Reproduce the records below, swapping every "radio-icon" for "radio-button-icon" and leaving everything else unchanged.

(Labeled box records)
·····

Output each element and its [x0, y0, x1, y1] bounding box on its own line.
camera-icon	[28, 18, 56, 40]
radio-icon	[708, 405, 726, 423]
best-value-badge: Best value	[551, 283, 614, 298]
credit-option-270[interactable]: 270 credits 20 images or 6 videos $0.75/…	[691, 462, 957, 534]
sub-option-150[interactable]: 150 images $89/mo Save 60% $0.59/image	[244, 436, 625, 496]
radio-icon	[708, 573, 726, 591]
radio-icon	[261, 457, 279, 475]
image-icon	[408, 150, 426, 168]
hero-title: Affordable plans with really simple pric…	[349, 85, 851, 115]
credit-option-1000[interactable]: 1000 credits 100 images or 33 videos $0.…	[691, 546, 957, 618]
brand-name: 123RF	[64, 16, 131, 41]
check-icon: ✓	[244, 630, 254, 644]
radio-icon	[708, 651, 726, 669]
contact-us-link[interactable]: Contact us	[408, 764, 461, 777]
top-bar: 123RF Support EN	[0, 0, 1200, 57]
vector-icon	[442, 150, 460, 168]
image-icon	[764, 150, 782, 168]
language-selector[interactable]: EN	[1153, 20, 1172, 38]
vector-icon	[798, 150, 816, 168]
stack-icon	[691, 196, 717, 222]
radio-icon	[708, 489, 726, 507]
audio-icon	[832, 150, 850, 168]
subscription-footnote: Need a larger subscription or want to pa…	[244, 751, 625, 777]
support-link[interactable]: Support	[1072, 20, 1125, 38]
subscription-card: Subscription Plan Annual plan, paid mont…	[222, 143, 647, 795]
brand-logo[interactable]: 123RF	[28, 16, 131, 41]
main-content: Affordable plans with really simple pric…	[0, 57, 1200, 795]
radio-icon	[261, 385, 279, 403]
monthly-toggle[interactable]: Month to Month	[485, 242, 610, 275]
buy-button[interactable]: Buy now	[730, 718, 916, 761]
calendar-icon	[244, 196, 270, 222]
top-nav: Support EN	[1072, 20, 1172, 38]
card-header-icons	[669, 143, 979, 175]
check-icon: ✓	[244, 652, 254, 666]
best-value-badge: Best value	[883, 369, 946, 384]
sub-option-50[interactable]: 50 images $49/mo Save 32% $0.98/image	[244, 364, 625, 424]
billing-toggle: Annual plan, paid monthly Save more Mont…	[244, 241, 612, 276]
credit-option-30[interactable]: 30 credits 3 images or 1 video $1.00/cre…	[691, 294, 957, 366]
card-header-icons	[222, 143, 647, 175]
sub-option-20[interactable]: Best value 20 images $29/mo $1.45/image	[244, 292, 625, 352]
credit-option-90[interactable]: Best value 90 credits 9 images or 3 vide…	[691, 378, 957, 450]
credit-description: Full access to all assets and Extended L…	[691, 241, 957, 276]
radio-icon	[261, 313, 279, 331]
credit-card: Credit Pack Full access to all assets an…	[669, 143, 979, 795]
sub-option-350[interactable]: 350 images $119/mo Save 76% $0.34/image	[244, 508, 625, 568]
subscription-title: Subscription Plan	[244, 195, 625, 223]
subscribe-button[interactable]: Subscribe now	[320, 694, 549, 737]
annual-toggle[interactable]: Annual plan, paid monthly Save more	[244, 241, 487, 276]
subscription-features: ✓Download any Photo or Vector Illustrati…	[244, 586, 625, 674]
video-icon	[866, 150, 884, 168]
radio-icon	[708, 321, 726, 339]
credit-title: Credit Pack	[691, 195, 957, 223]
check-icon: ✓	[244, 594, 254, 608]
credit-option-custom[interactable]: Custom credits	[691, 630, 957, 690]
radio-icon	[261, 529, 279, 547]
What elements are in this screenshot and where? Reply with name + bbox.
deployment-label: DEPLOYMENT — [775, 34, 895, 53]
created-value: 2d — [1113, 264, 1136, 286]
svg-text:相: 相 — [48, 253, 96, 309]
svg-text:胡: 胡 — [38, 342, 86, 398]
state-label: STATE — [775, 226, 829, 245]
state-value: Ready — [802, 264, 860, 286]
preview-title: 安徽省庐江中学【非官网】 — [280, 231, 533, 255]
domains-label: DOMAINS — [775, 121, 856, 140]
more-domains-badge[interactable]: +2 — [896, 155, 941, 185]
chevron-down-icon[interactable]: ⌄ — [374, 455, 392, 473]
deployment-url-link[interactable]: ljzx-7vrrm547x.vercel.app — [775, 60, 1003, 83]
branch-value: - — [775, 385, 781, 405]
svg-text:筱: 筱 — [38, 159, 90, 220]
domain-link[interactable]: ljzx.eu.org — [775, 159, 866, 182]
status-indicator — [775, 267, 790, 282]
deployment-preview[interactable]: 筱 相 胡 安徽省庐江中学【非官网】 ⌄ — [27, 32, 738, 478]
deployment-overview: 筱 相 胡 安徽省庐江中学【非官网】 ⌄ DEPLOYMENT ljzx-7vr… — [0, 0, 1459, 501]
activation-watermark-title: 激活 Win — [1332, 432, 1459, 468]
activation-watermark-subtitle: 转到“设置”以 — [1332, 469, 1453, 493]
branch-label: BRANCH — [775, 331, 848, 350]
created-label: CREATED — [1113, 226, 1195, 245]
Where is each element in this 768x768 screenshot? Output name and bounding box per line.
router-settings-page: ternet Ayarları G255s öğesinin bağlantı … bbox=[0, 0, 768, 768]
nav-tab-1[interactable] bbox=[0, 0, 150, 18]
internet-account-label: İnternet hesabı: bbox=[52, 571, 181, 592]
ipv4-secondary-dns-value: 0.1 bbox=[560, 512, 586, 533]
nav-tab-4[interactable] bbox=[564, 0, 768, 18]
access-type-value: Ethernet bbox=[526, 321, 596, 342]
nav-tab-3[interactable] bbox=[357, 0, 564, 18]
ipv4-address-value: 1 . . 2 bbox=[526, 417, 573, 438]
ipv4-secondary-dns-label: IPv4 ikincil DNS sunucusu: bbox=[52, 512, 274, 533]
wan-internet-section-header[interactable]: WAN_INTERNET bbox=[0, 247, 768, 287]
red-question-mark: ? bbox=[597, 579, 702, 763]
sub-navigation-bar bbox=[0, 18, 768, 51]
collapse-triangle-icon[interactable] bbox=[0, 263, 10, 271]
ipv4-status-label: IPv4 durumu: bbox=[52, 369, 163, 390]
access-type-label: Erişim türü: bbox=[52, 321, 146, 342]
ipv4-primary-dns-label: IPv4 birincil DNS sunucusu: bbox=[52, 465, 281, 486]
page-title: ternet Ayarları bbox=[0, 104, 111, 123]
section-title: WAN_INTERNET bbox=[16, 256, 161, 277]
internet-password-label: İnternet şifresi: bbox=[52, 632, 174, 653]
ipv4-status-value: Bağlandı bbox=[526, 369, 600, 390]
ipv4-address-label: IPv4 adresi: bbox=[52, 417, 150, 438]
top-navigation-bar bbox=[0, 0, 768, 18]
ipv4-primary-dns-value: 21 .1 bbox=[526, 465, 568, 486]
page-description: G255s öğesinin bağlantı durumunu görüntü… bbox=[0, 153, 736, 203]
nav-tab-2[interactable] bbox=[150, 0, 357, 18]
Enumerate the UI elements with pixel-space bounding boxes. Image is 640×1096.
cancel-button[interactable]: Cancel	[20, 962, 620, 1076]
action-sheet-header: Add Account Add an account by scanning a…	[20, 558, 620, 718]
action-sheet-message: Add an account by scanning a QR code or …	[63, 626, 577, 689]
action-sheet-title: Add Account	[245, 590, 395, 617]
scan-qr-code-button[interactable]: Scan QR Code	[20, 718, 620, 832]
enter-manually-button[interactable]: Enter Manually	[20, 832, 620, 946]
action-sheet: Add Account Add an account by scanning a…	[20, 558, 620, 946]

·····

→ SOLUTION FOR THIS TASK:
Output each element and its [x0, y0, x1, y1] bounding box on its own line.
camera-icon	[28, 18, 56, 40]
radio-button-icon	[708, 405, 726, 423]
best-value-badge: Best value	[551, 283, 614, 298]
credit-option-270[interactable]: 270 credits 20 images or 6 videos $0.75/…	[691, 462, 957, 534]
sub-option-150[interactable]: 150 images $89/mo Save 60% $0.59/image	[244, 436, 625, 496]
radio-button-icon	[708, 573, 726, 591]
radio-button-icon	[261, 457, 279, 475]
image-icon	[408, 150, 426, 168]
hero-title: Affordable plans with really simple pric…	[349, 85, 851, 115]
credit-option-1000[interactable]: 1000 credits 100 images or 33 videos $0.…	[691, 546, 957, 618]
brand-name: 123RF	[64, 16, 131, 41]
check-icon: ✓	[244, 630, 254, 644]
radio-button-icon	[708, 651, 726, 669]
contact-us-link[interactable]: Contact us	[408, 764, 461, 777]
top-bar: 123RF Support EN	[0, 0, 1200, 57]
vector-icon	[442, 150, 460, 168]
image-icon	[764, 150, 782, 168]
language-selector[interactable]: EN	[1153, 20, 1172, 38]
vector-icon	[798, 150, 816, 168]
stack-icon	[691, 196, 717, 222]
radio-button-icon	[708, 489, 726, 507]
audio-icon	[832, 150, 850, 168]
subscription-footnote: Need a larger subscription or want to pa…	[244, 751, 625, 777]
support-link[interactable]: Support	[1072, 20, 1125, 38]
subscription-card: Subscription Plan Annual plan, paid mont…	[222, 143, 647, 795]
brand-logo[interactable]: 123RF	[28, 16, 131, 41]
main-content: Affordable plans with really simple pric…	[0, 57, 1200, 795]
radio-button-icon	[261, 385, 279, 403]
monthly-toggle[interactable]: Month to Month	[485, 242, 610, 275]
buy-button[interactable]: Buy now	[730, 718, 916, 761]
calendar-icon	[244, 196, 270, 222]
top-nav: Support EN	[1072, 20, 1172, 38]
card-header-icons	[669, 143, 979, 175]
check-icon: ✓	[244, 652, 254, 666]
best-value-badge: Best value	[883, 369, 946, 384]
sub-option-50[interactable]: 50 images $49/mo Save 32% $0.98/image	[244, 364, 625, 424]
billing-toggle: Annual plan, paid monthly Save more Mont…	[244, 241, 612, 276]
credit-option-30[interactable]: 30 credits 3 images or 1 video $1.00/cre…	[691, 294, 957, 366]
card-header-icons	[222, 143, 647, 175]
sub-option-20[interactable]: Best value 20 images $29/mo $1.45/image	[244, 292, 625, 352]
credit-option-90[interactable]: Best value 90 credits 9 images or 3 vide…	[691, 378, 957, 450]
credit-description: Full access to all assets and Extended L…	[691, 241, 957, 276]
radio-button-icon	[261, 313, 279, 331]
credit-card: Credit Pack Full access to all assets an…	[669, 143, 979, 795]
sub-option-350[interactable]: 350 images $119/mo Save 76% $0.34/image	[244, 508, 625, 568]
subscription-title: Subscription Plan	[244, 195, 625, 223]
subscribe-button[interactable]: Subscribe now	[320, 694, 549, 737]
annual-toggle[interactable]: Annual plan, paid monthly Save more	[244, 241, 487, 276]
subscription-features: ✓Download any Photo or Vector Illustrati…	[244, 586, 625, 674]
video-icon	[866, 150, 884, 168]
radio-button-icon	[708, 321, 726, 339]
credit-title: Credit Pack	[691, 195, 957, 223]
check-icon: ✓	[244, 594, 254, 608]
credit-option-custom[interactable]: Custom credits	[691, 630, 957, 690]
radio-button-icon	[261, 529, 279, 547]
What elements are in this screenshot and where? Reply with name + bbox.
deployment-label: DEPLOYMENT — [775, 34, 895, 53]
created-value: 2d — [1113, 264, 1136, 286]
svg-text:相: 相 — [48, 253, 96, 309]
svg-text:胡: 胡 — [38, 342, 86, 398]
state-label: STATE — [775, 226, 829, 245]
state-value: Ready — [802, 264, 860, 286]
preview-title: 安徽省庐江中学【非官网】 — [280, 231, 533, 255]
domains-label: DOMAINS — [775, 121, 856, 140]
more-domains-badge[interactable]: +2 — [896, 155, 941, 185]
chevron-down-icon[interactable]: ⌄ — [374, 455, 392, 473]
deployment-url-link[interactable]: ljzx-7vrrm547x.vercel.app — [775, 60, 1003, 83]
branch-value: - — [775, 385, 781, 405]
svg-text:筱: 筱 — [38, 159, 90, 220]
domain-link[interactable]: ljzx.eu.org — [775, 159, 866, 182]
status-indicator — [775, 267, 790, 282]
deployment-preview[interactable]: 筱 相 胡 安徽省庐江中学【非官网】 ⌄ — [27, 32, 738, 478]
deployment-overview: 筱 相 胡 安徽省庐江中学【非官网】 ⌄ DEPLOYMENT ljzx-7vr… — [0, 0, 1459, 501]
activation-watermark-title: 激活 Win — [1332, 432, 1459, 468]
activation-watermark-subtitle: 转到“设置”以 — [1332, 469, 1453, 493]
branch-label: BRANCH — [775, 331, 848, 350]
created-label: CREATED — [1113, 226, 1195, 245]
Where is each element in this 768x768 screenshot? Output name and bounding box per line.
router-settings-page: ternet Ayarları G255s öğesinin bağlantı … bbox=[0, 0, 768, 768]
nav-tab-1[interactable] bbox=[0, 0, 150, 18]
internet-account-label: İnternet hesabı: bbox=[52, 571, 181, 592]
ipv4-secondary-dns-value: 0.1 bbox=[560, 512, 586, 533]
nav-tab-4[interactable] bbox=[564, 0, 768, 18]
access-type-value: Ethernet bbox=[526, 321, 596, 342]
nav-tab-3[interactable] bbox=[357, 0, 564, 18]
ipv4-address-value: 1 . . 2 bbox=[526, 417, 573, 438]
ipv4-secondary-dns-label: IPv4 ikincil DNS sunucusu: bbox=[52, 512, 274, 533]
wan-internet-section-header[interactable]: WAN_INTERNET bbox=[0, 247, 768, 287]
red-question-mark: ? bbox=[597, 579, 702, 763]
sub-navigation-bar bbox=[0, 18, 768, 51]
collapse-triangle-icon[interactable] bbox=[0, 263, 10, 271]
ipv4-status-label: IPv4 durumu: bbox=[52, 369, 163, 390]
access-type-label: Erişim türü: bbox=[52, 321, 146, 342]
ipv4-primary-dns-label: IPv4 birincil DNS sunucusu: bbox=[52, 465, 281, 486]
page-title: ternet Ayarları bbox=[0, 104, 111, 123]
section-title: WAN_INTERNET bbox=[16, 256, 161, 277]
internet-password-label: İnternet şifresi: bbox=[52, 632, 174, 653]
ipv4-status-value: Bağlandı bbox=[526, 369, 600, 390]
ipv4-address-label: IPv4 adresi: bbox=[52, 417, 150, 438]
top-navigation-bar bbox=[0, 0, 768, 18]
ipv4-primary-dns-value: 21 .1 bbox=[526, 465, 568, 486]
page-description: G255s öğesinin bağlantı durumunu görüntü… bbox=[0, 153, 736, 203]
nav-tab-2[interactable] bbox=[150, 0, 357, 18]
Enumerate the UI elements with pixel-space bounding boxes. Image is 640×1096.
cancel-button[interactable]: Cancel	[20, 962, 620, 1076]
action-sheet-header: Add Account Add an account by scanning a…	[20, 558, 620, 718]
action-sheet-message: Add an account by scanning a QR code or …	[63, 626, 577, 689]
action-sheet-title: Add Account	[245, 590, 395, 617]
scan-qr-code-button[interactable]: Scan QR Code	[20, 718, 620, 832]
enter-manually-button[interactable]: Enter Manually	[20, 832, 620, 946]
action-sheet: Add Account Add an account by scanning a…	[20, 558, 620, 946]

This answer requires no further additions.